Document passage >>

Beauty - "The Lovely" - Hair


August 17, 2010

I know people who swear up and down that smoothing salon treatments like Japanese Straightening, Brazilian Blowouts and Keratin Treatments have given them that commercial-like shiny hair of their dreams. But all our salon options for de-frizzing unruly hair, the differences between them begin to get downright confusing. While the three aforementioned are similar, they are most certainly not the same.

What if I want to just smooth, but not lose my curls? What if I only want to tame the summertime frizzies? I’m sick of blowdrying, what’s the best long-term solution?

Shiny, smoother hair may just be a salon treatment away

We went straight to the experts — Daniel Martinez, Stylist for Serge Normant at the John Frieda Salon in LA, and celebrity hair guru Philip Kingsley — to help us demystify these services so you can decide what’s best suited for your hair.

Daniel Martinez, Stylist for Serge Normant at the John Frieda Salon -- one of the experts to give us the low down on hair smoothing salon treatments

What is the difference between the three treatments?

JAPANESE STRAIGHTENING: “The Japanese relaxer actually changes the structure of hair leaving you with permanent, flat, straight hair,” says Martinez. “As new growth begins to come through at the root, there is an obvious difference in the previously treated hair and that which has not been treated which makes it almost impossible to grow the treatment out of the hair without cutting it off.”

In other words, if you’re going with Japanese straightening, forget your curling irons and velcro rollers – as Martinez points out, the structure of your hair has physically changed so it will hold no memory of its original shape. It will be transformed into super flat and super straight strands.

BRAZILIAN BLOWOUT: This treatment offers instant gratification. After analyzing to see if your hair can withstand the intense heat of the irons that will be used on your hair, the stylist will cleanse your hair with a clarifying shampoo so the cuticle can absorb the solution and then apply a solution made of active keratin (which is basically the protein building blocks of your hair). After your hair is totally dry, the stylist will “seal” the product into your hair using a flat iron (which traps moisture and hydrates your hair), then rinse the hair thoroughly and finish with a blow out.

Records from a data source:
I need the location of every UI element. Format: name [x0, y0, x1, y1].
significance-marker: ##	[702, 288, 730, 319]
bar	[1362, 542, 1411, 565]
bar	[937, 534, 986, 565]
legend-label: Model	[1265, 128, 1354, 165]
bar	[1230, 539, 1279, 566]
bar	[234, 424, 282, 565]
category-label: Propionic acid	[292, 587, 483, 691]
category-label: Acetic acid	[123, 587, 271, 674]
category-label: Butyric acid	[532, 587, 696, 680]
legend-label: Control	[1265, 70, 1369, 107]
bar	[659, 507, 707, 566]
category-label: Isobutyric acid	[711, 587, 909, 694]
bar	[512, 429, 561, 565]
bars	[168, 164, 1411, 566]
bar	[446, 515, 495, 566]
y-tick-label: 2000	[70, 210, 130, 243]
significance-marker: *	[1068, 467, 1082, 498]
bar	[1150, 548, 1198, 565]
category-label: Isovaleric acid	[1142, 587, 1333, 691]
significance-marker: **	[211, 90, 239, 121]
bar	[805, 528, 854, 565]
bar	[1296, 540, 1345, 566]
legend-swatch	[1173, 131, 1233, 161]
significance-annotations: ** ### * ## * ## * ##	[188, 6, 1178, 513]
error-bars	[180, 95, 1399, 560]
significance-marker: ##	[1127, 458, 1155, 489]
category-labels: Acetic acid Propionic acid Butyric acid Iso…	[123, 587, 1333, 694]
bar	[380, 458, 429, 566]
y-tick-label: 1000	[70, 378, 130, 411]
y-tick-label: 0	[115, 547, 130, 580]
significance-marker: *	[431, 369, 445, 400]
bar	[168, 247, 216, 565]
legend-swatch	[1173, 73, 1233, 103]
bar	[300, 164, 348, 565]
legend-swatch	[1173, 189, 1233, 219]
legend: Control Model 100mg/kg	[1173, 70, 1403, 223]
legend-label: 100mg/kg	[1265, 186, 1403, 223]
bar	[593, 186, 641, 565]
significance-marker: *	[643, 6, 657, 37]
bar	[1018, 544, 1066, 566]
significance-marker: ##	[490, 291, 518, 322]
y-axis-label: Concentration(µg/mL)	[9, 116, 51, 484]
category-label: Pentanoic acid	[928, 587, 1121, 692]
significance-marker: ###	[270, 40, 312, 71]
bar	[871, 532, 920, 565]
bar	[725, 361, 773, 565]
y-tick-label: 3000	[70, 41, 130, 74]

Parts of the exercise >>
(a) In the hair-smoothing article, what tool does the stylist use to "seal" the keratin solution into the hair during a Brazilian Blowout?
(b) Continue the article on hair-smoothing salon treatments from where it stops.

Answer section >>
(a) A flat iron.

(b)
KERATIN TREATMENT: “This is a smoothing service that uses products that are specially formulated to contain natural keratin protein which rebuilds, restores and rejuvenates the condition of all hair types,” says Martinez. “The stylist will design a treatment that can range from subtle to more visually altering, depending on the amount of strokes placed on the hair using a flat iron.” So, your hair can still hold its wave or curl if you want it, but it will just be tons smoother.

One difference between this and the Brazilian Blowout is it uses a different variation of keratin (many Keratin treatments don’t use formaldehyde, which is sometimes found in Brazilian treatments). But the main difference is whereas for the Brazilian, you can just walk out the salon with your finished results (hence the “instant gratification”), with the Keratin treatment, you leave the salon with the treatment still in your hair. “You must avoid water, saunas, working out, facials, pony tails, hair accessories—even touching the hair—for 72 hours,” warns Martinez. Only after that time has passed should you then shampoo the solution out. But rest assured, you’ll instantly see a smoother difference.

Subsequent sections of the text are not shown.